**INFORMATION PROVIDED:**
------------
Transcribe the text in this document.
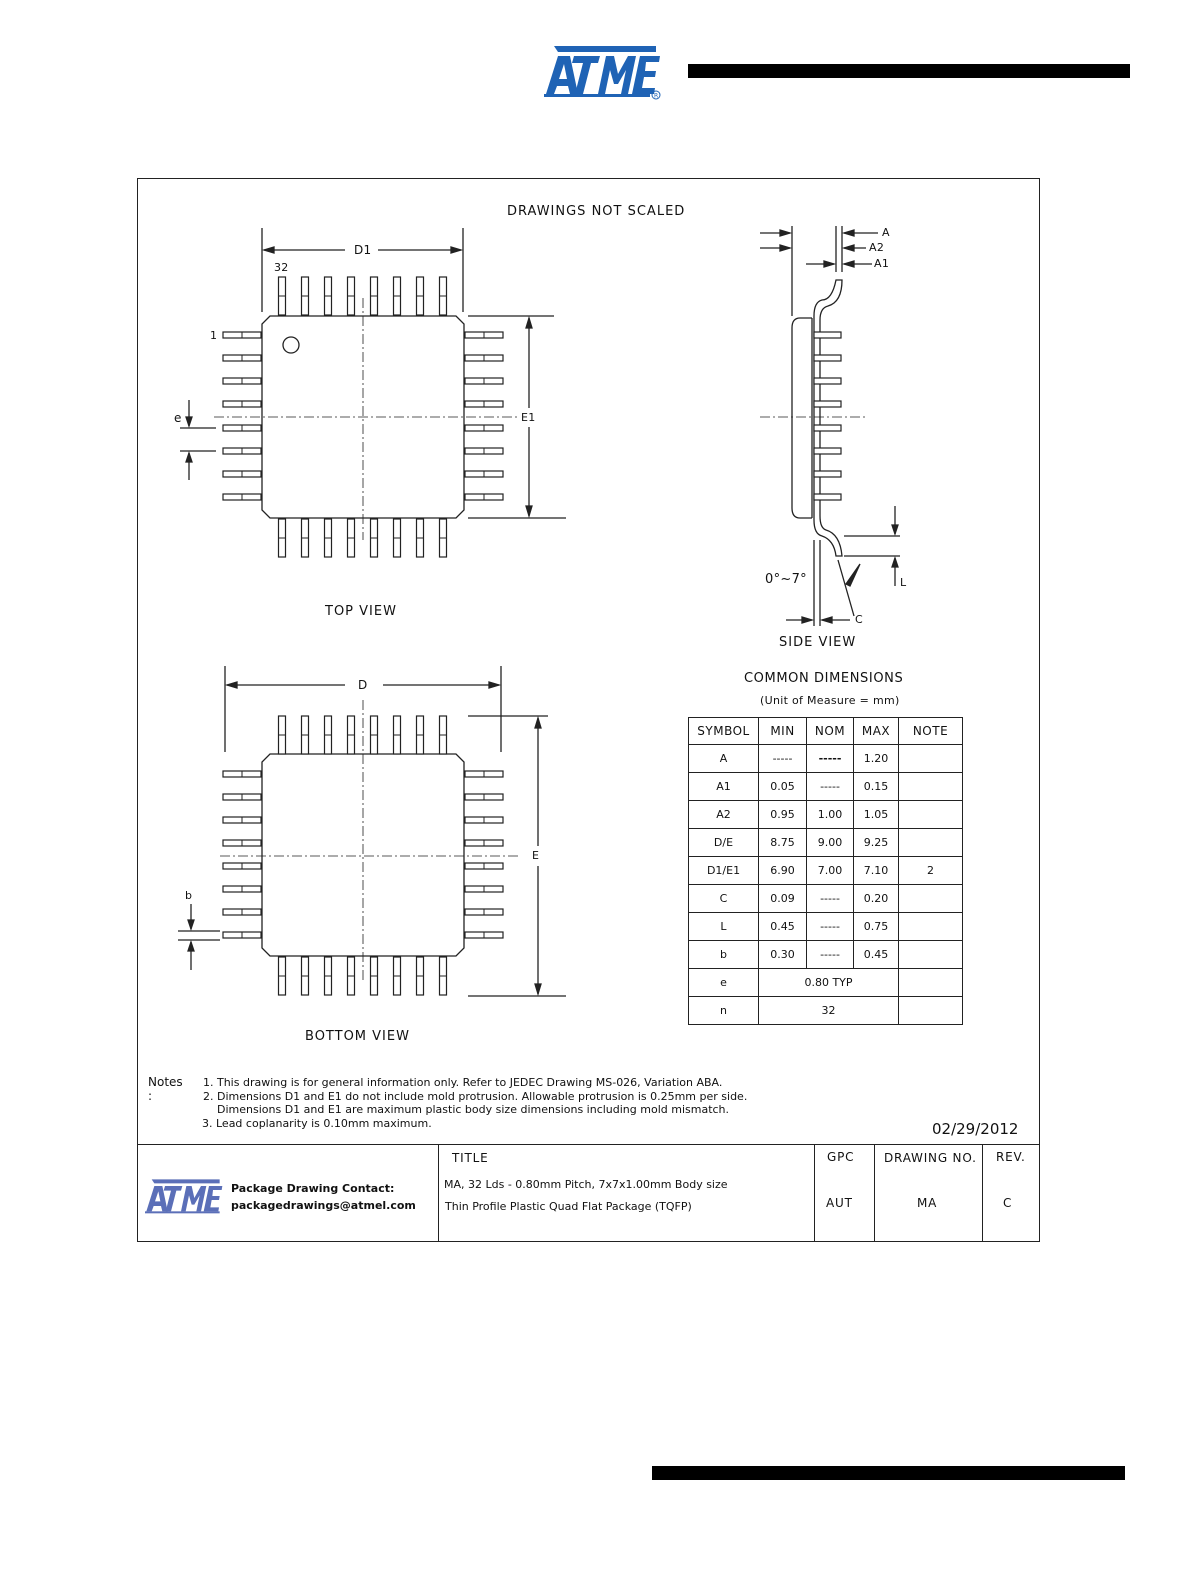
R
DRAWINGS NOT SCALED
D1
32
1
e	E1
TOP VIEW
A
A2
A1
0°~7°	L
C
SIDE VIEW
D
E
b
BOTTOM VIEW
COMMON DIMENSIONS
(Unit of Measure = mm)
SYMBOL	MIN	NOM	MAX	NOTE
A	-----	-----	1.20	
A1	0.05	-----	0.15	
A2	0.95	1.00	1.05	
D/E	8.75	9.00	9.25	
D1/E1	6.90	7.00	7.10	2
C	0.09	-----	0.20	
L	0.45	-----	0.75	
b	0.30	-----	0.45	
e	0.80 TYP			
n	32			
Notes :
1. This drawing is for general information only. Refer to JEDEC Drawing MS-026, Variation ABA.
2. Dimensions D1 and E1 do not include mold protrusion. Allowable protrusion is 0.25mm per side.
Dimensions D1 and E1 are maximum plastic body size dimensions including mold mismatch.
3. Lead coplanarity is 0.10mm maximum.	02/29/2012
Package Drawing Contact:
packagedrawings@atmel.com
TITLE
MA, 32 Lds - 0.80mm Pitch, 7x7x1.00mm Body size
Thin Profile Plastic Quad Flat Package (TQFP)
GPC
AUT
DRAWING NO.
MA
REV.
C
------------
**TASK TO CARRY OUT:** Pick out each line containing the string "mold" and copy it.

**SOLUTION FOR THIS TASK:**
2. Dimensions D1 and E1 do not include mold protrusion. Allowable protrusion is 0.25mm per side.
Dimensions D1 and E1 are maximum plastic body size dimensions including mold mismatch.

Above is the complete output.